> _Data in this exercise_
[Begin]

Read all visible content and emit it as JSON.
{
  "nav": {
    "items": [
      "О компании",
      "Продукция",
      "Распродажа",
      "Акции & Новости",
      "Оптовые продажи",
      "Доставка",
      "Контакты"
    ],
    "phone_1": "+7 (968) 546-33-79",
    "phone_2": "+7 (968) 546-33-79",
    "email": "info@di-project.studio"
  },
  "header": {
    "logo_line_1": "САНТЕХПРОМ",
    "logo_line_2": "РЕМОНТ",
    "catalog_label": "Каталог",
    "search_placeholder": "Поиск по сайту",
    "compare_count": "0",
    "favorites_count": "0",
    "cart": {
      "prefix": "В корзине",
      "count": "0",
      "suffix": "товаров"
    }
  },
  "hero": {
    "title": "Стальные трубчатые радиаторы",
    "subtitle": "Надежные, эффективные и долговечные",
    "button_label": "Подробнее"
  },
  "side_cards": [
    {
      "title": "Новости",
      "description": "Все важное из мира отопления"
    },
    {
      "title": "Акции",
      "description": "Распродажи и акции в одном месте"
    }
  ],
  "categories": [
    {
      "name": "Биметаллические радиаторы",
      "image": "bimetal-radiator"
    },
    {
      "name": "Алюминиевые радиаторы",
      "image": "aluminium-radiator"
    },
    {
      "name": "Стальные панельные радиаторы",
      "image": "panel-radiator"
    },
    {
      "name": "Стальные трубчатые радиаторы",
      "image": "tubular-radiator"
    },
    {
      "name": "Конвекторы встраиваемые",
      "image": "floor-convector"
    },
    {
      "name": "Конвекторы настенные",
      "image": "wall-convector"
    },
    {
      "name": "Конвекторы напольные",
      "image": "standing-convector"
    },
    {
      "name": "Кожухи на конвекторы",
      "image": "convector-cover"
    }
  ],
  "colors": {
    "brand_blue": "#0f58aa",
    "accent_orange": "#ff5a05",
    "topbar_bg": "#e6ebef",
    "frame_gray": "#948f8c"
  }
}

[End]

> _Exercise description_
Go through the data and return every record exactly.

> _Answer below_
Read all visible content and emit it as JSON.
{
  "nav": {
    "items": [
      "О компании",
      "Продукция",
      "Распродажа",
      "Акции & Новости",
      "Оптовые продажи",
      "Доставка",
      "Контакты"
    ],
    "phone_1": "+7 (968) 546-33-79",
    "phone_2": "+7 (968) 546-33-79",
    "email": "info@di-project.studio"
  },
  "header": {
    "logo_line_1": "САНТЕХПРОМ",
    "logo_line_2": "РЕМОНТ",
    "catalog_label": "Каталог",
    "search_placeholder": "Поиск по сайту",
    "compare_count": "0",
    "favorites_count": "0",
    "cart": {
      "prefix": "В корзине",
      "count": "0",
      "suffix": "товаров"
    }
  },
  "hero": {
    "title": "Стальные трубчатые радиаторы",
    "subtitle": "Надежные, эффективные и долговечные",
    "button_label": "Подробнее"
  },
  "side_cards": [
    {
      "title": "Новости",
      "description": "Все важное из мира отопления"
    },
    {
      "title": "Акции",
      "description": "Распродажи и акции в одном месте"
    }
  ],
  "categories": [
    {
      "name": "Биметаллические радиаторы",
      "image": "bimetal-radiator"
    },
    {
      "name": "Алюминиевые радиаторы",
      "image": "aluminium-radiator"
    },
    {
      "name": "Стальные панельные радиаторы",
      "image": "panel-radiator"
    },
    {
      "name": "Стальные трубчатые радиаторы",
      "image": "tubular-radiator"
    },
    {
      "name": "Конвекторы встраиваемые",
      "image": "floor-convector"
    },
    {
      "name": "Конвекторы настенные",
      "image": "wall-convector"
    },
    {
      "name": "Конвекторы напольные",
      "image": "standing-convector"
    },
    {
      "name": "Кожухи на конвекторы",
      "image": "convector-cover"
    }
  ],
  "colors": {
    "brand_blue": "#0f58aa",
    "accent_orange": "#ff5a05",
    "topbar_bg": "#e6ebef",
    "frame_gray": "#948f8c"
  }
}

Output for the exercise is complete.